# [PROBLEM TO WORK ON]
Reproduce the passage of the basketball forum thread starting at "Their are many..." and ending at "the year before)...", with every word and mark unchanged.

# [TEXT SHOWN]
Ray had to say those things. He needs to back up the organization for making that move. Hes now the veteran of the team. He has to "represent".


----------



## <<<D>>> (Jul 15, 2002)

This fued and hidden issues between Dog and R.Allen really caught me off guard. I guess you'll never know what goes on in the locker rooms. Robinson said a lot of things. It will be intresting how far he can take the Hawks this year, otherwise I'm sure they'll take a huge cut out of his salary if the Hawks don't fulfill the Guarantee they made for their fans  :laugh:


----------



## Petey (Aug 23, 2002)

Well there is alot of this stuff on star-ladened teams. We all know about the Blazers' chemistry...

-Petey


----------



## <<<D>>> (Jul 15, 2002)

> Originally posted by <b>Petey</b>!
> Well there is alot of this stuff on star-ladened teams. We all know about the Blazers' chemistry...
> 
> -Petey



True, but the Blazers would rather let the public know first, before they take it out behind closed doors


----------



## Petey (Aug 23, 2002)

They are a very disfunctional team... there was even probs between Kobe and Shaq.

-Petey


----------



## <<<D>>> (Jul 15, 2002)

Their are many...
How bout that post game smack KMart took out on his teammates for not showing up for the finals. When they made soo far, but the finger pointing begins, stating " they know who they are "


----------



## Petey (Aug 23, 2002)

Haha, ok for that I lost respect for Martin, he only pulled a Spree (which Spree did on Houston the year before)...

Regardless these are just situations that will appear year after year... it's hard situation, because in all honesty there are families that can't get along, who is to expect these boys to just get along?

-Petey


----------



## <<<D>>> (Jul 15, 2002)

# [DATASET EXCERPT]

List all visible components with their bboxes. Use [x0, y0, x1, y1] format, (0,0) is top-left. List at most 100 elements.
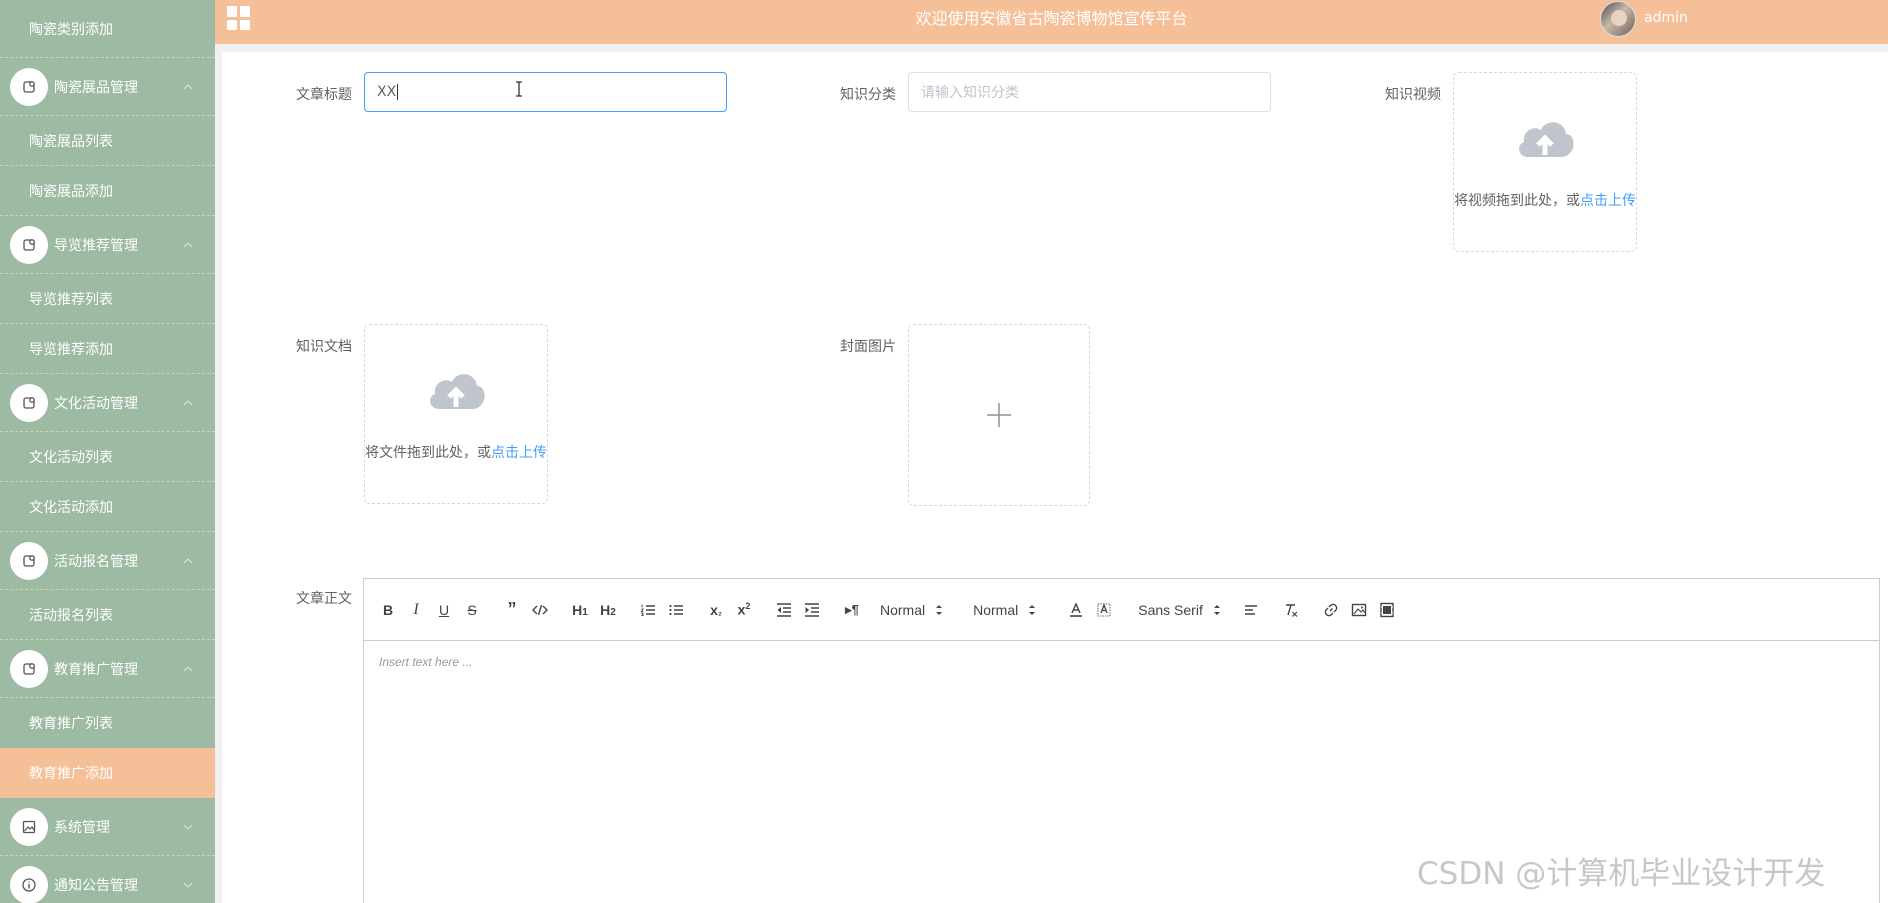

# [RESULT FOR THIS TASK]
Their are many...
How bout that post game smack KMart took out on his teammates for not showing up for the finals. When they made soo far, but the finger pointing begins, stating " they know who they are "


----------



## Petey (Aug 23, 2002)

Haha, ok for that I lost respect for Martin, he only pulled a Spree (which Spree did on Houston the year before)...